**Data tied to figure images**
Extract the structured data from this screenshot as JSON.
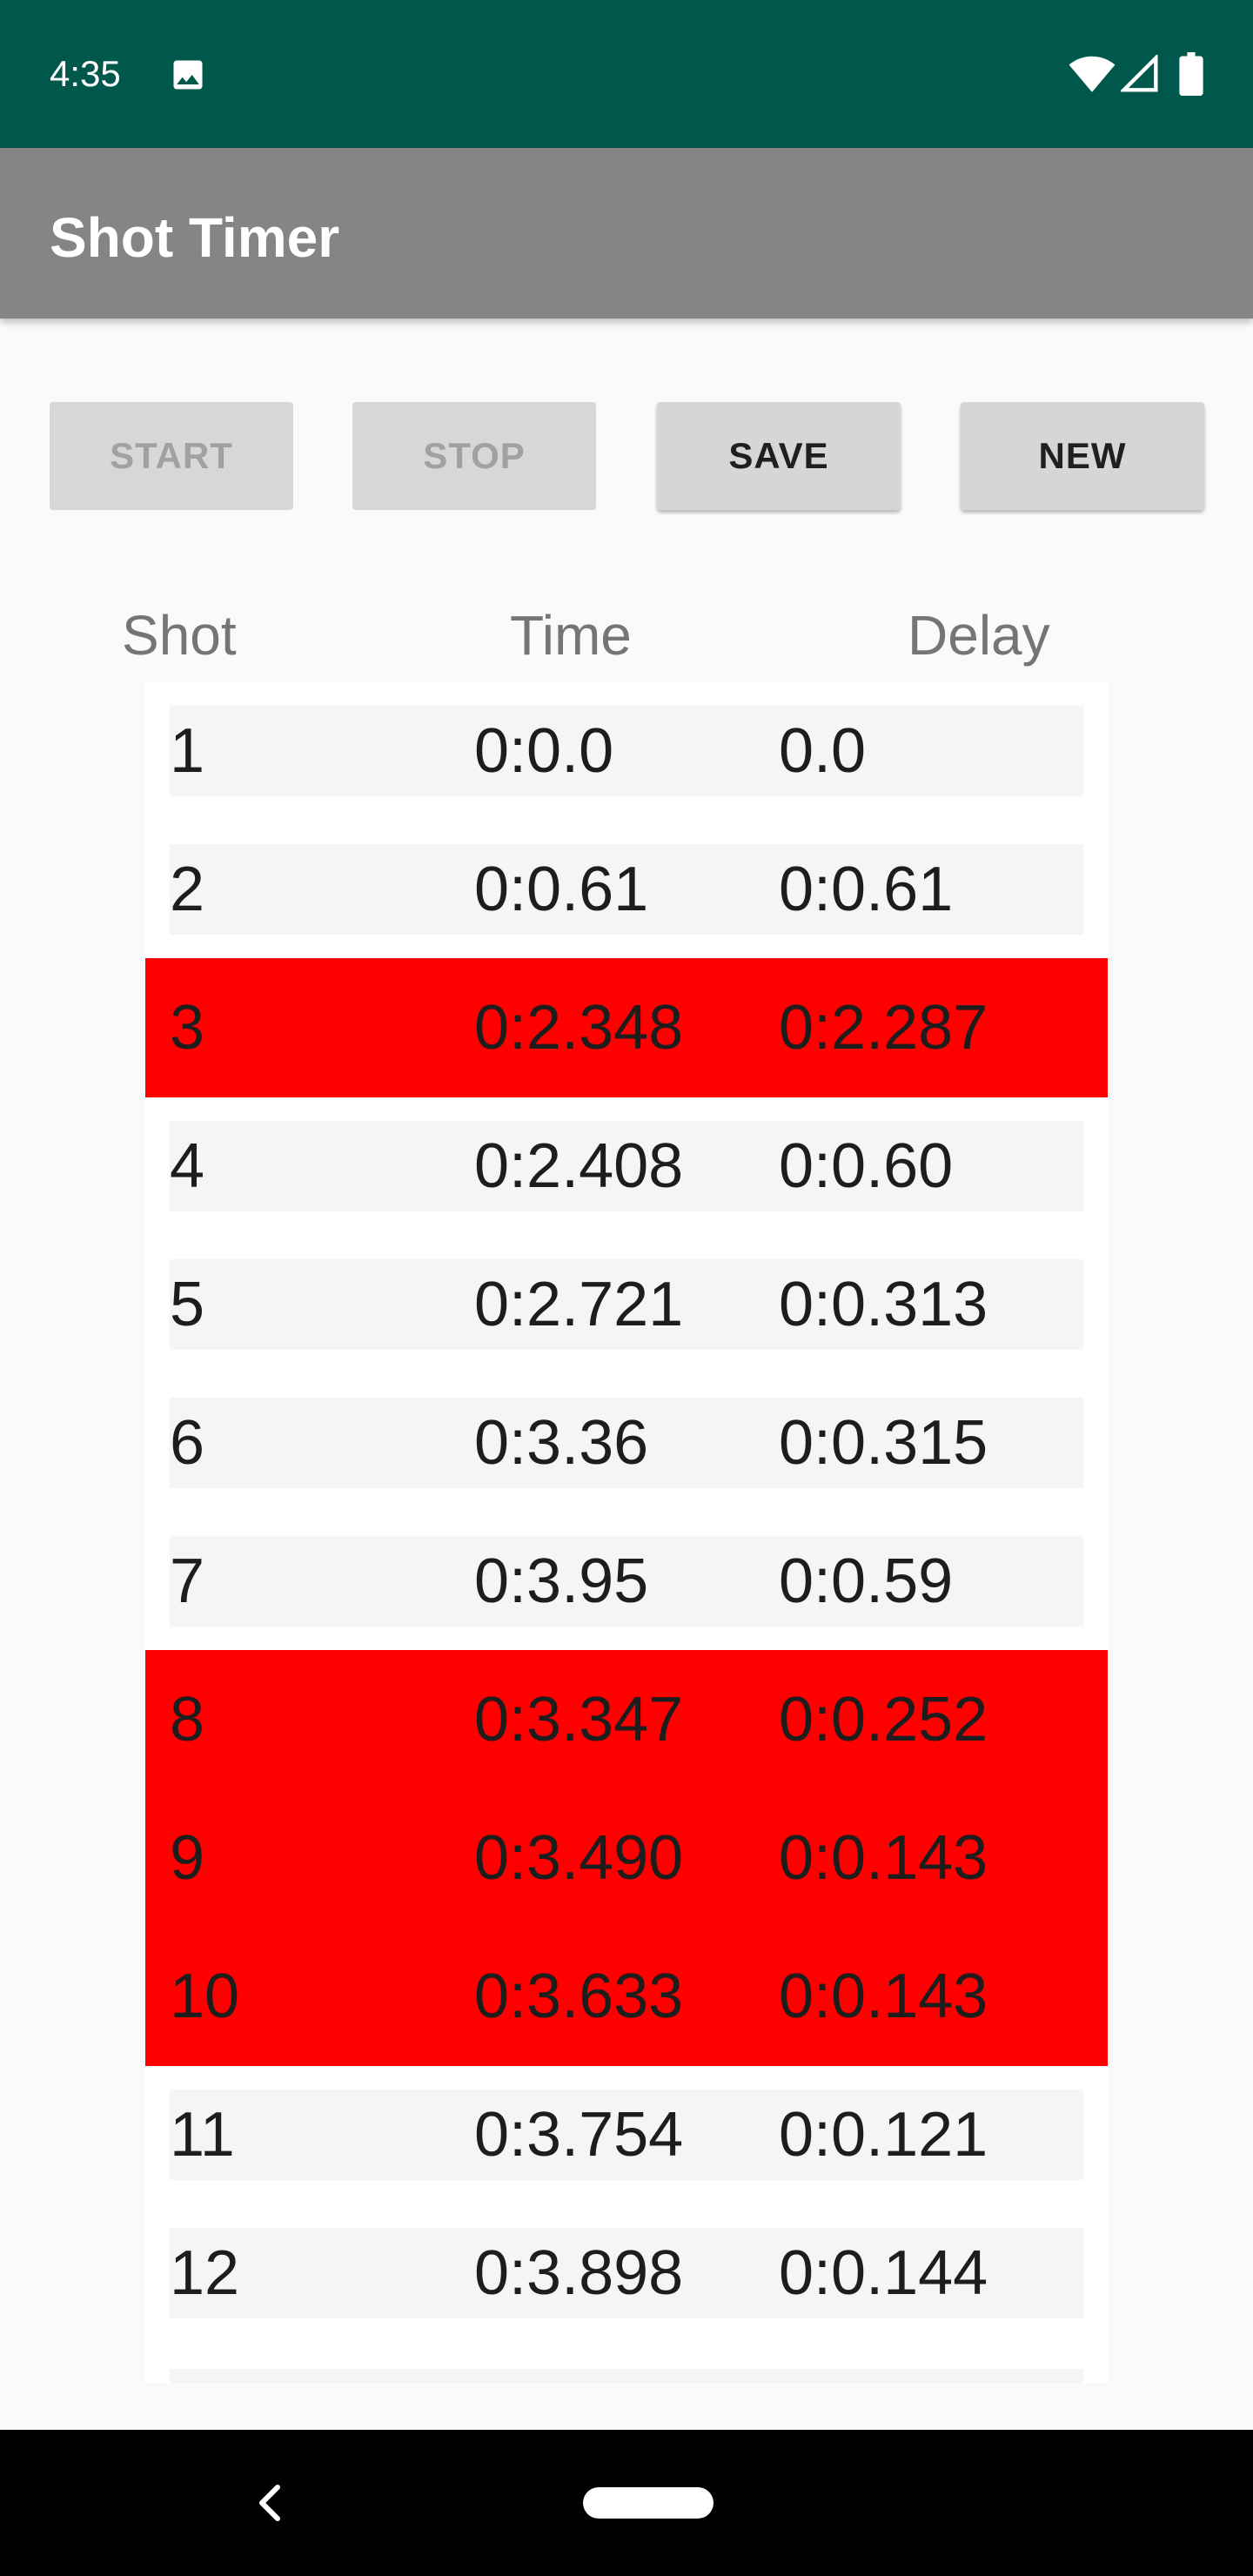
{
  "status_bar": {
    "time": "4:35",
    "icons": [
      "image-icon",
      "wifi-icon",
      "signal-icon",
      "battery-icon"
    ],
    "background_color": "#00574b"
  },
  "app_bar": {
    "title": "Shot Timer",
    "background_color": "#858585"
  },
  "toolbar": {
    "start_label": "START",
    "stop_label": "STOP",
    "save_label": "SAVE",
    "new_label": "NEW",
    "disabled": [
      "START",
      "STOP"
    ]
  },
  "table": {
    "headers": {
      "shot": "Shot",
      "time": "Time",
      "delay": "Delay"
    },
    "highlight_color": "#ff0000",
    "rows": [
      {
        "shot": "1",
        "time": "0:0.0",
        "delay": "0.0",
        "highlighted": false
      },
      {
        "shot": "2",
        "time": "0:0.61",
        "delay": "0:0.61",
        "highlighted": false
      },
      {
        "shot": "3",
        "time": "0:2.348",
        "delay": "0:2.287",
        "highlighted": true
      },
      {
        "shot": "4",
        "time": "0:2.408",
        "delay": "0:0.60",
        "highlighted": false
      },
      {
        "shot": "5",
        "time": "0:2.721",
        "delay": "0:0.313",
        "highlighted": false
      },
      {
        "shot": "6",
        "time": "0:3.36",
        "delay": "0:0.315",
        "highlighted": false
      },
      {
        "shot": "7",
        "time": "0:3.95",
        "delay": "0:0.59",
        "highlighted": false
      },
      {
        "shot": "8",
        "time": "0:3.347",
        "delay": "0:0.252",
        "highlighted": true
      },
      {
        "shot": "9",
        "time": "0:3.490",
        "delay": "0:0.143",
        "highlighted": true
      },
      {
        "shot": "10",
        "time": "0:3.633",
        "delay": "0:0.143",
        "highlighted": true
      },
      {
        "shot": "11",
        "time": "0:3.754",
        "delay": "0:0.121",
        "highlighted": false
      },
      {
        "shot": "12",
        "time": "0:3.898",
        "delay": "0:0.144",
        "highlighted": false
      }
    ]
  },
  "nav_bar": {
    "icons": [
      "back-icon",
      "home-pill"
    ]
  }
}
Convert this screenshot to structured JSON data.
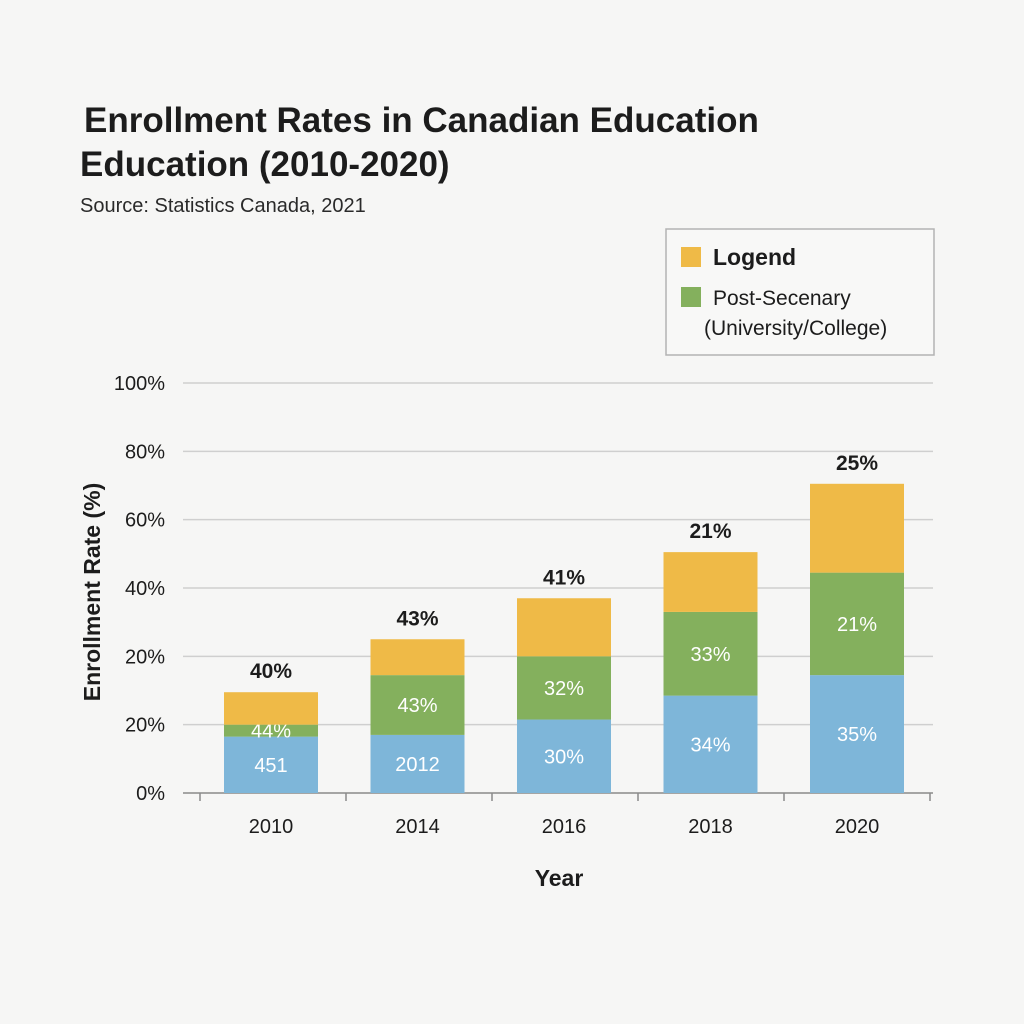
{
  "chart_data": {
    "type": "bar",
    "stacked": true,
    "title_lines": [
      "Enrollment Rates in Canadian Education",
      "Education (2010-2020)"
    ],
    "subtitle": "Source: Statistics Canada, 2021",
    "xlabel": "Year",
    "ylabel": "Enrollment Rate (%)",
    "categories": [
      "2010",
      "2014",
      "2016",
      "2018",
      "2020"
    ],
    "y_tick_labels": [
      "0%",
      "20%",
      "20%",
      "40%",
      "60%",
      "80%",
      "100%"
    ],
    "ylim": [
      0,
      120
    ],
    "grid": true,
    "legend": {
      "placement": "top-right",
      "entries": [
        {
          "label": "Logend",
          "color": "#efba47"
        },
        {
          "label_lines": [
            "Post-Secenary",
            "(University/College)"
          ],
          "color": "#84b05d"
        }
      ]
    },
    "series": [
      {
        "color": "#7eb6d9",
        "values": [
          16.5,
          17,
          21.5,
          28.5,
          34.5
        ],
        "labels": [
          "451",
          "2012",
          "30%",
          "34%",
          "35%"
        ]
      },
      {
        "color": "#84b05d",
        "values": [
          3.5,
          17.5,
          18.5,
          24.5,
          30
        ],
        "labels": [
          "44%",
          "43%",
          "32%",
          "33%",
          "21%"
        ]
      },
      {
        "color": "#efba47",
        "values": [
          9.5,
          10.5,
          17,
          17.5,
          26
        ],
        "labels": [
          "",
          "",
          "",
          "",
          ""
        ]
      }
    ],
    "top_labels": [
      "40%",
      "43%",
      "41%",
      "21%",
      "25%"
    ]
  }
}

**Task requirements**
Lines that hold the word "structured" are the ones to return, every one of them.

**Full answer**
Extract the structured data from this screenshot as JSON.
Convert this screenshot to structured JSON data.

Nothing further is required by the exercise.